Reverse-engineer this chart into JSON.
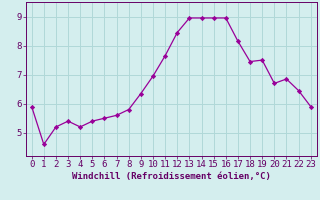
{
  "x": [
    0,
    1,
    2,
    3,
    4,
    5,
    6,
    7,
    8,
    9,
    10,
    11,
    12,
    13,
    14,
    15,
    16,
    17,
    18,
    19,
    20,
    21,
    22,
    23
  ],
  "y": [
    5.9,
    4.6,
    5.2,
    5.4,
    5.2,
    5.4,
    5.5,
    5.6,
    5.8,
    6.35,
    6.95,
    7.65,
    8.45,
    8.95,
    8.95,
    8.95,
    8.95,
    8.15,
    7.45,
    7.5,
    6.7,
    6.85,
    6.45,
    5.9
  ],
  "line_color": "#990099",
  "marker": "D",
  "marker_size": 2.2,
  "bg_color": "#d4eeee",
  "grid_color": "#b0d8d8",
  "xlabel": "Windchill (Refroidissement éolien,°C)",
  "xlim": [
    -0.5,
    23.5
  ],
  "ylim": [
    4.2,
    9.5
  ],
  "yticks": [
    5,
    6,
    7,
    8,
    9
  ],
  "xticks": [
    0,
    1,
    2,
    3,
    4,
    5,
    6,
    7,
    8,
    9,
    10,
    11,
    12,
    13,
    14,
    15,
    16,
    17,
    18,
    19,
    20,
    21,
    22,
    23
  ],
  "tick_color": "#660066",
  "label_color": "#660066",
  "font_size_xlabel": 6.5,
  "font_size_ticks": 6.5,
  "line_width": 0.9
}
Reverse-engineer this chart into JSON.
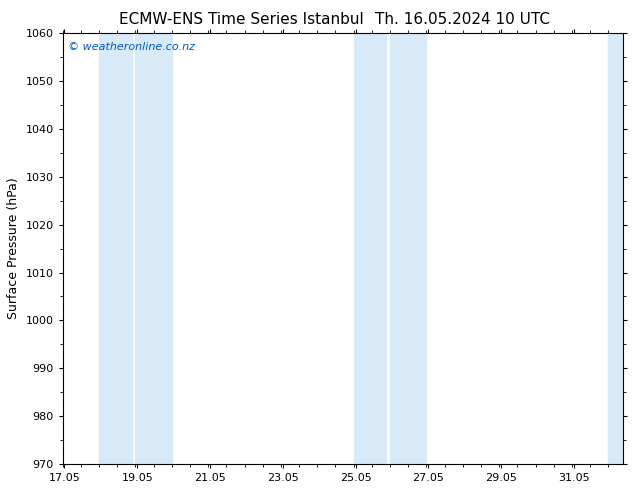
{
  "title_left": "ECMW-ENS Time Series Istanbul",
  "title_right": "Th. 16.05.2024 10 UTC",
  "ylabel": "Surface Pressure (hPa)",
  "ylim": [
    970,
    1060
  ],
  "yticks": [
    970,
    980,
    990,
    1000,
    1010,
    1020,
    1030,
    1040,
    1050,
    1060
  ],
  "xlim_start": 17.0,
  "xlim_end": 32.4,
  "xticks": [
    17.05,
    19.05,
    21.05,
    23.05,
    25.05,
    27.05,
    29.05,
    31.05
  ],
  "xticklabels": [
    "17.05",
    "19.05",
    "21.05",
    "23.05",
    "25.05",
    "27.05",
    "29.05",
    "31.05"
  ],
  "shaded_bands": [
    {
      "x_start": 18.0,
      "x_end": 18.9
    },
    {
      "x_start": 19.0,
      "x_end": 20.0
    },
    {
      "x_start": 25.0,
      "x_end": 25.9
    },
    {
      "x_start": 26.0,
      "x_end": 27.0
    },
    {
      "x_start": 32.0,
      "x_end": 32.4
    }
  ],
  "band_color": "#d8eaf7",
  "watermark": "© weatheronline.co.nz",
  "watermark_color": "#0055cc",
  "bg_color": "#ffffff",
  "plot_bg_color": "#ffffff",
  "title_fontsize": 11,
  "tick_fontsize": 8,
  "ylabel_fontsize": 9
}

§ **The request**
Repeat the records above verbatim, with no pictures in the result.

§ **Answer to this problem**
Reverse-engineer this chart into JSON.
{
  "x": [
    0,
    1,
    2,
    3,
    4,
    5,
    6,
    7,
    8,
    9,
    10,
    11,
    12,
    13,
    14,
    15,
    16,
    17,
    18,
    19,
    20,
    21,
    22,
    23
  ],
  "y": [
    5.9,
    4.6,
    5.2,
    5.4,
    5.2,
    5.4,
    5.5,
    5.6,
    5.8,
    6.35,
    6.95,
    7.65,
    8.45,
    8.95,
    8.95,
    8.95,
    8.95,
    8.15,
    7.45,
    7.5,
    6.7,
    6.85,
    6.45,
    5.9
  ],
  "line_color": "#990099",
  "marker": "D",
  "marker_size": 2.2,
  "bg_color": "#d4eeee",
  "grid_color": "#b0d8d8",
  "xlabel": "Windchill (Refroidissement éolien,°C)",
  "xlim": [
    -0.5,
    23.5
  ],
  "ylim": [
    4.2,
    9.5
  ],
  "yticks": [
    5,
    6,
    7,
    8,
    9
  ],
  "xticks": [
    0,
    1,
    2,
    3,
    4,
    5,
    6,
    7,
    8,
    9,
    10,
    11,
    12,
    13,
    14,
    15,
    16,
    17,
    18,
    19,
    20,
    21,
    22,
    23
  ],
  "tick_color": "#660066",
  "label_color": "#660066",
  "font_size_xlabel": 6.5,
  "font_size_ticks": 6.5,
  "line_width": 0.9
}
Reverse-engineer this chart into JSON.
{
  "title_left": "ECMW-ENS Time Series Istanbul",
  "title_right": "Th. 16.05.2024 10 UTC",
  "ylabel": "Surface Pressure (hPa)",
  "ylim": [
    970,
    1060
  ],
  "yticks": [
    970,
    980,
    990,
    1000,
    1010,
    1020,
    1030,
    1040,
    1050,
    1060
  ],
  "xlim_start": 17.0,
  "xlim_end": 32.4,
  "xticks": [
    17.05,
    19.05,
    21.05,
    23.05,
    25.05,
    27.05,
    29.05,
    31.05
  ],
  "xticklabels": [
    "17.05",
    "19.05",
    "21.05",
    "23.05",
    "25.05",
    "27.05",
    "29.05",
    "31.05"
  ],
  "shaded_bands": [
    {
      "x_start": 18.0,
      "x_end": 18.9
    },
    {
      "x_start": 19.0,
      "x_end": 20.0
    },
    {
      "x_start": 25.0,
      "x_end": 25.9
    },
    {
      "x_start": 26.0,
      "x_end": 27.0
    },
    {
      "x_start": 32.0,
      "x_end": 32.4
    }
  ],
  "band_color": "#d8eaf7",
  "watermark": "© weatheronline.co.nz",
  "watermark_color": "#0055cc",
  "bg_color": "#ffffff",
  "plot_bg_color": "#ffffff",
  "title_fontsize": 11,
  "tick_fontsize": 8,
  "ylabel_fontsize": 9
}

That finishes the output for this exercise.